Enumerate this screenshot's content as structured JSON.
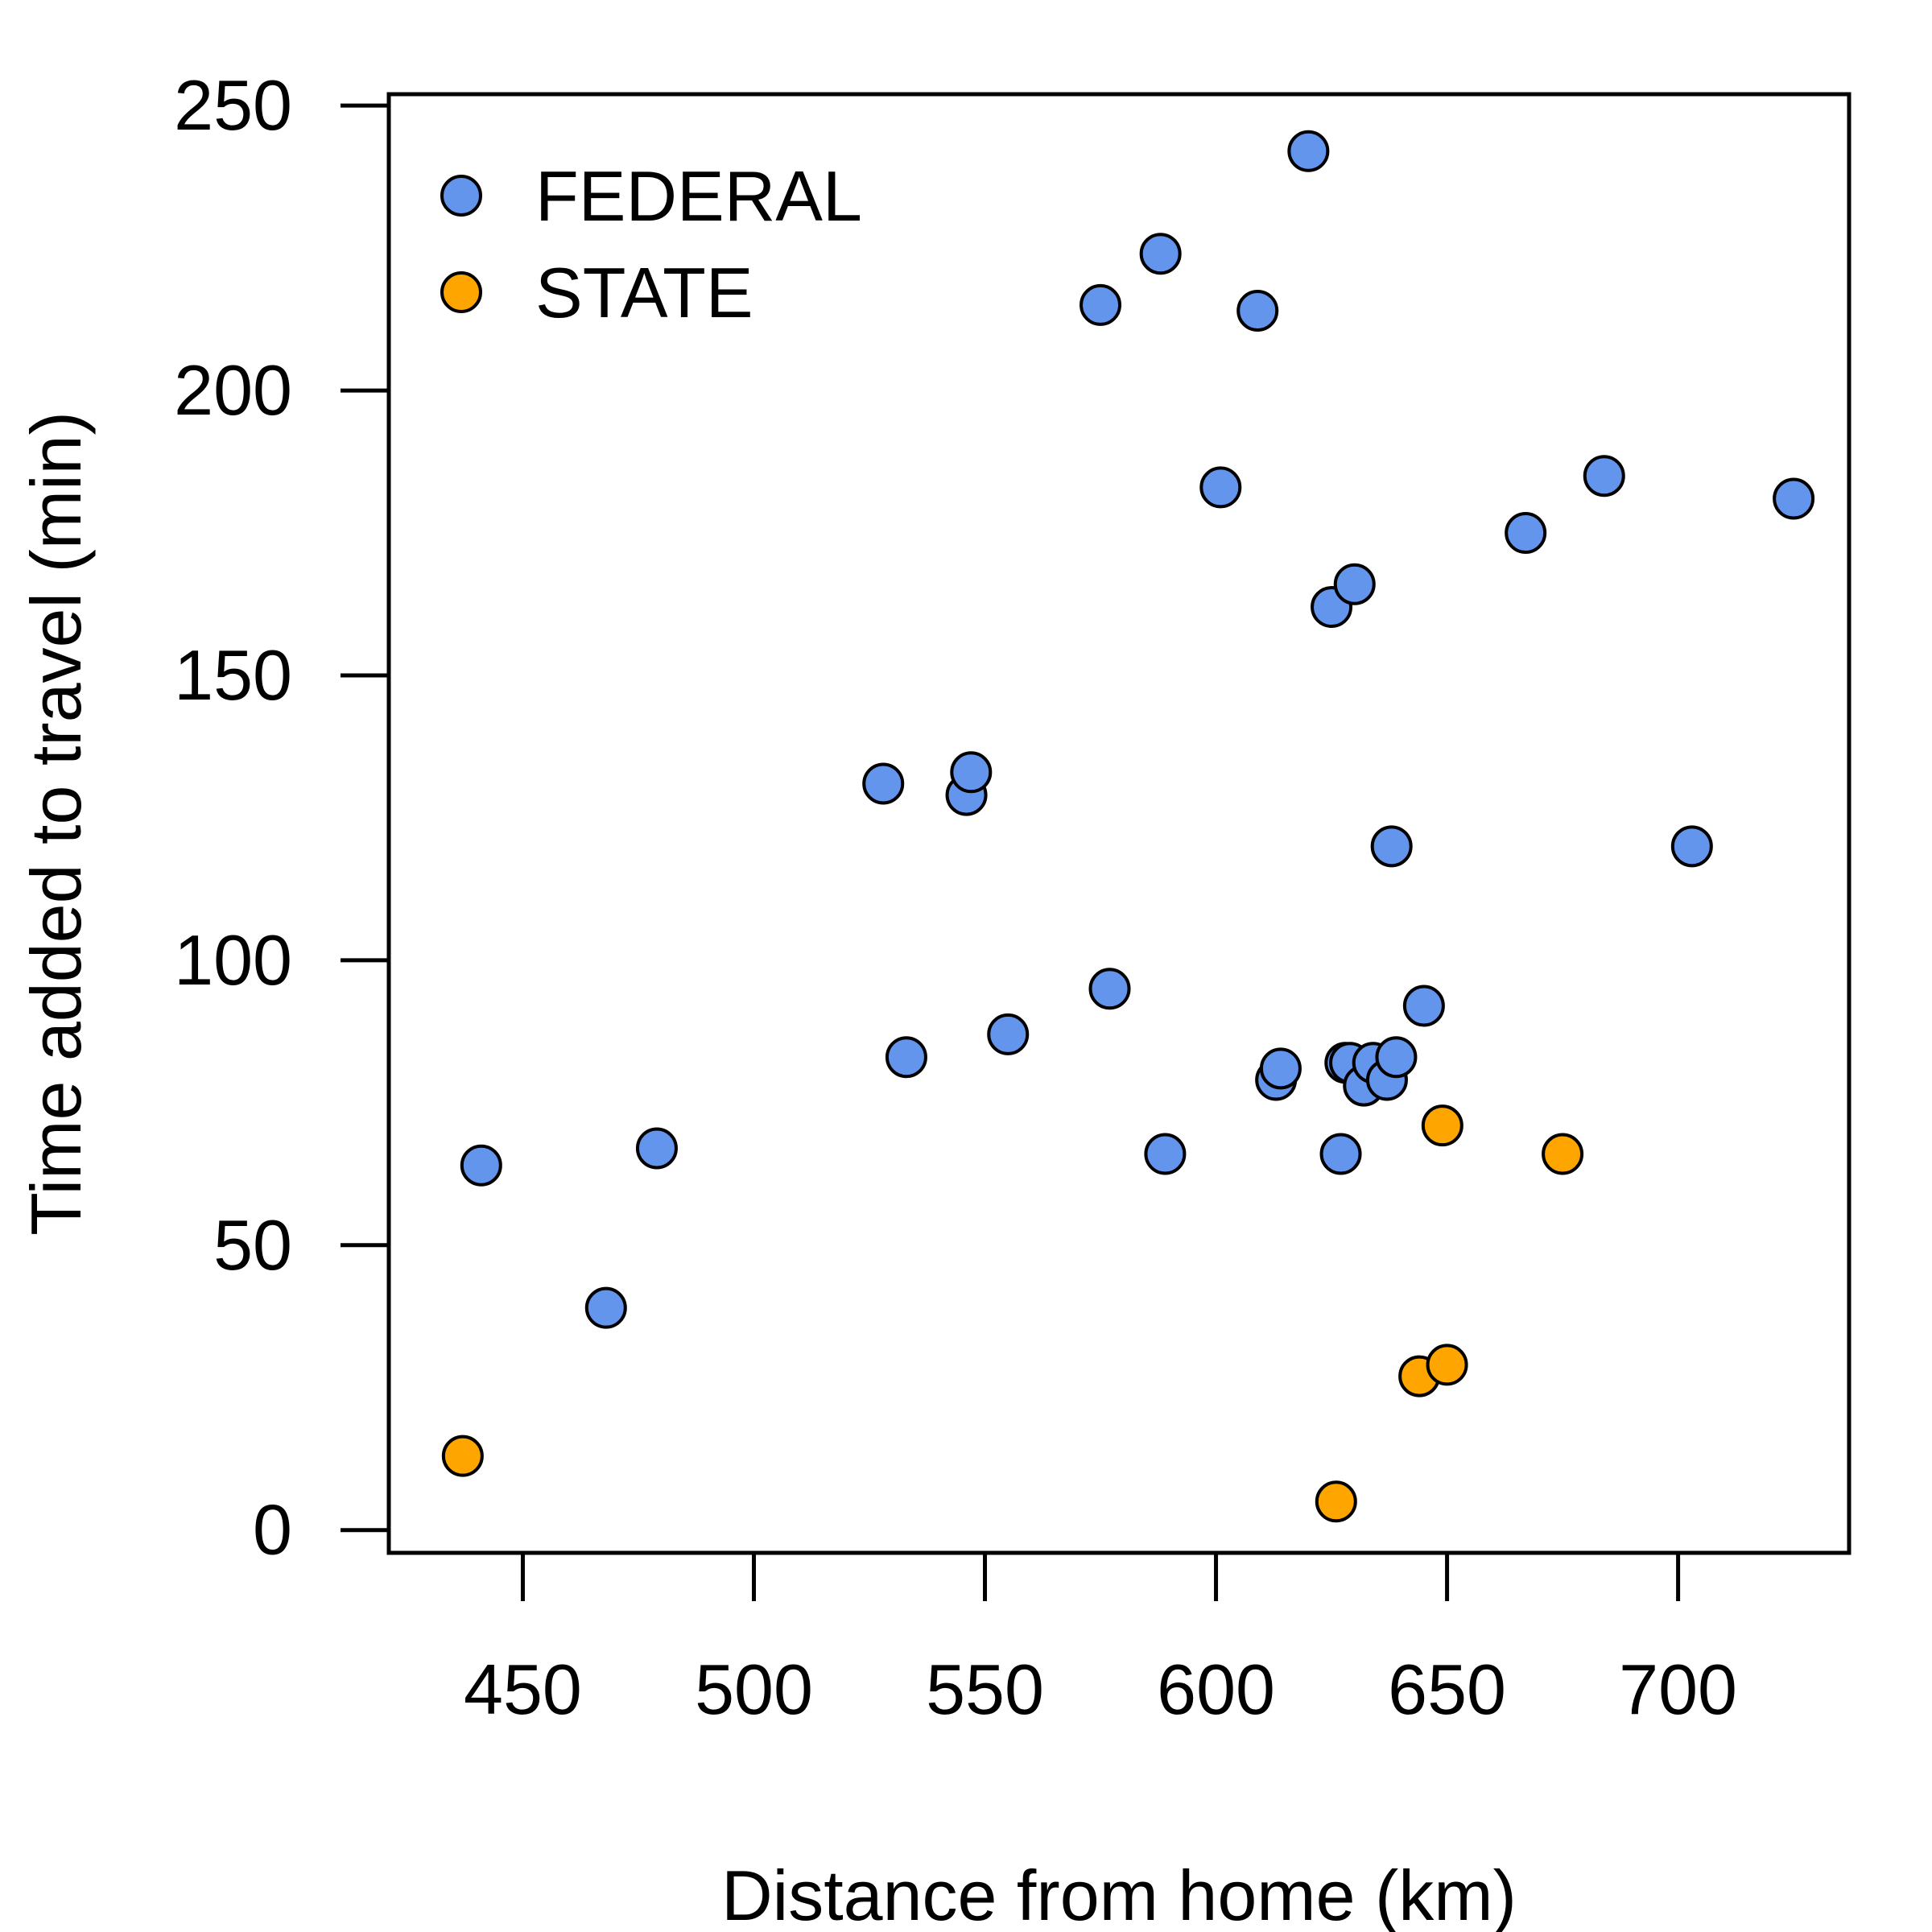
{
  "chart_data": {
    "type": "scatter",
    "title": "",
    "xlabel": "Distance from home (km)",
    "ylabel": "Time added to travel (min)",
    "xlim": [
      421,
      737
    ],
    "ylim": [
      -4,
      252
    ],
    "xticks": [
      450,
      500,
      550,
      600,
      650,
      700
    ],
    "yticks": [
      0,
      50,
      100,
      150,
      200,
      250
    ],
    "grid": false,
    "legend": "top-left",
    "series": [
      {
        "name": "FEDERAL",
        "color": "#6495ED",
        "points": [
          [
            441,
            64
          ],
          [
            468,
            39
          ],
          [
            479,
            67
          ],
          [
            528,
            131
          ],
          [
            533,
            83
          ],
          [
            546,
            129
          ],
          [
            547,
            133
          ],
          [
            555,
            87
          ],
          [
            575,
            215
          ],
          [
            577,
            95
          ],
          [
            588,
            224
          ],
          [
            589,
            66
          ],
          [
            601,
            183
          ],
          [
            609,
            214
          ],
          [
            613,
            79
          ],
          [
            614,
            81
          ],
          [
            620,
            242
          ],
          [
            625,
            162
          ],
          [
            627,
            66
          ],
          [
            628,
            82
          ],
          [
            629,
            82
          ],
          [
            630,
            166
          ],
          [
            632,
            78
          ],
          [
            634,
            82
          ],
          [
            637,
            79
          ],
          [
            638,
            120
          ],
          [
            639,
            83
          ],
          [
            645,
            92
          ],
          [
            667,
            175
          ],
          [
            684,
            185
          ],
          [
            703,
            120
          ],
          [
            725,
            181
          ]
        ]
      },
      {
        "name": "STATE",
        "color": "#FFA500",
        "points": [
          [
            437,
            13
          ],
          [
            626,
            5
          ],
          [
            644,
            27
          ],
          [
            649,
            71
          ],
          [
            650,
            29
          ],
          [
            675,
            66
          ]
        ]
      }
    ]
  }
}
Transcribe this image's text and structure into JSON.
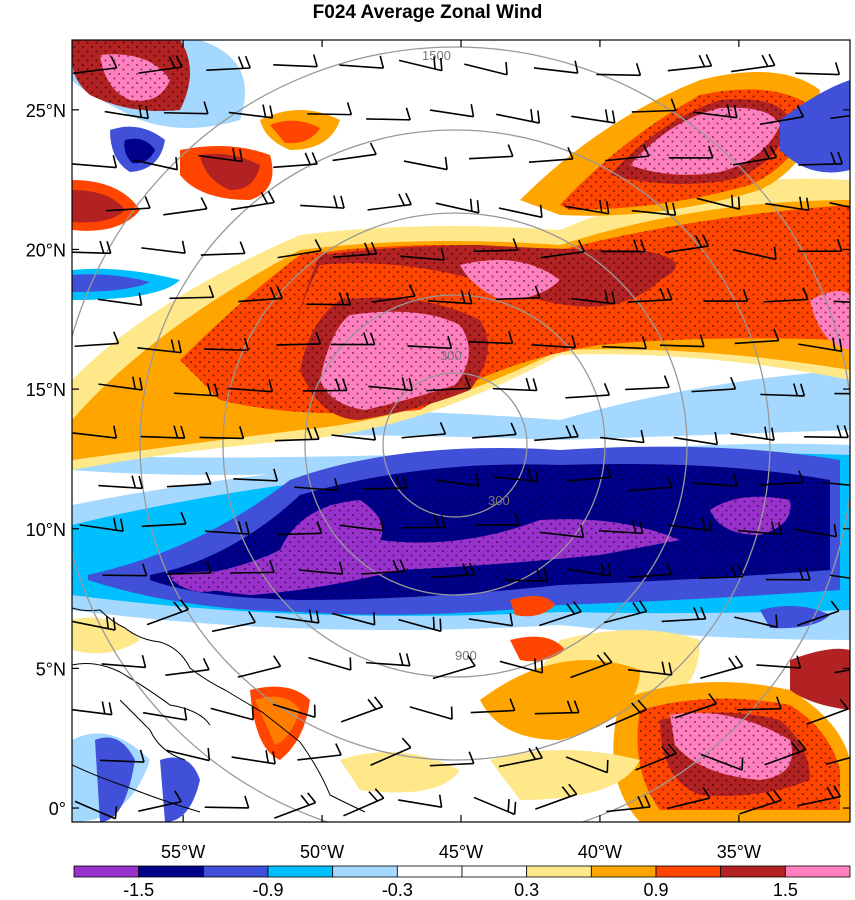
{
  "title": "F024 Average Zonal Wind",
  "map": {
    "lon_range": [
      -59,
      -31
    ],
    "lat_range": [
      -0.5,
      27.5
    ],
    "x_ticks": [
      {
        "value": -55,
        "label": "55°W"
      },
      {
        "value": -50,
        "label": "50°W"
      },
      {
        "value": -45,
        "label": "45°W"
      },
      {
        "value": -40,
        "label": "40°W"
      },
      {
        "value": -35,
        "label": "35°W"
      }
    ],
    "y_ticks": [
      {
        "value": 0,
        "label": "0°"
      },
      {
        "value": 5,
        "label": "5°N"
      },
      {
        "value": 10,
        "label": "10°N"
      },
      {
        "value": 15,
        "label": "15°N"
      },
      {
        "value": 20,
        "label": "20°N"
      },
      {
        "value": 25,
        "label": "25°N"
      }
    ],
    "range_ring_labels": [
      "300",
      "900",
      "1500"
    ],
    "stippling": "dots over strongest anomalies"
  },
  "colorbar": {
    "colors": [
      "#9932cc",
      "#00008b",
      "#4150d8",
      "#00bfff",
      "#a4d8ff",
      "#ffffff",
      "#ffffff",
      "#ffe88a",
      "#ffa500",
      "#ff4500",
      "#b22222",
      "#ff7fbf"
    ],
    "labels": [
      "-1.5",
      "-0.9",
      "-0.3",
      "0.3",
      "0.9",
      "1.5"
    ]
  }
}
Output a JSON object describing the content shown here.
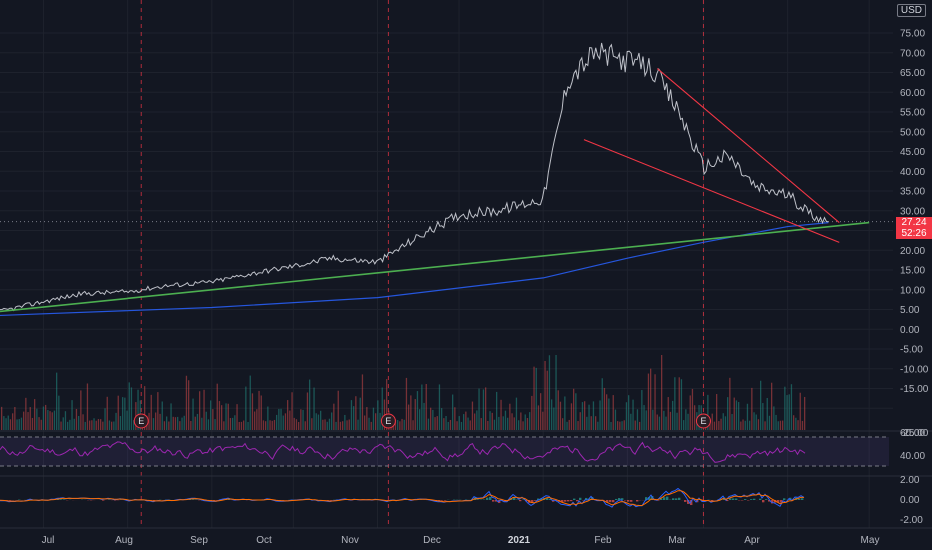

——————————

Counting only lines of the data above that hold "this", report the total and nothing else.

● Task solution: 2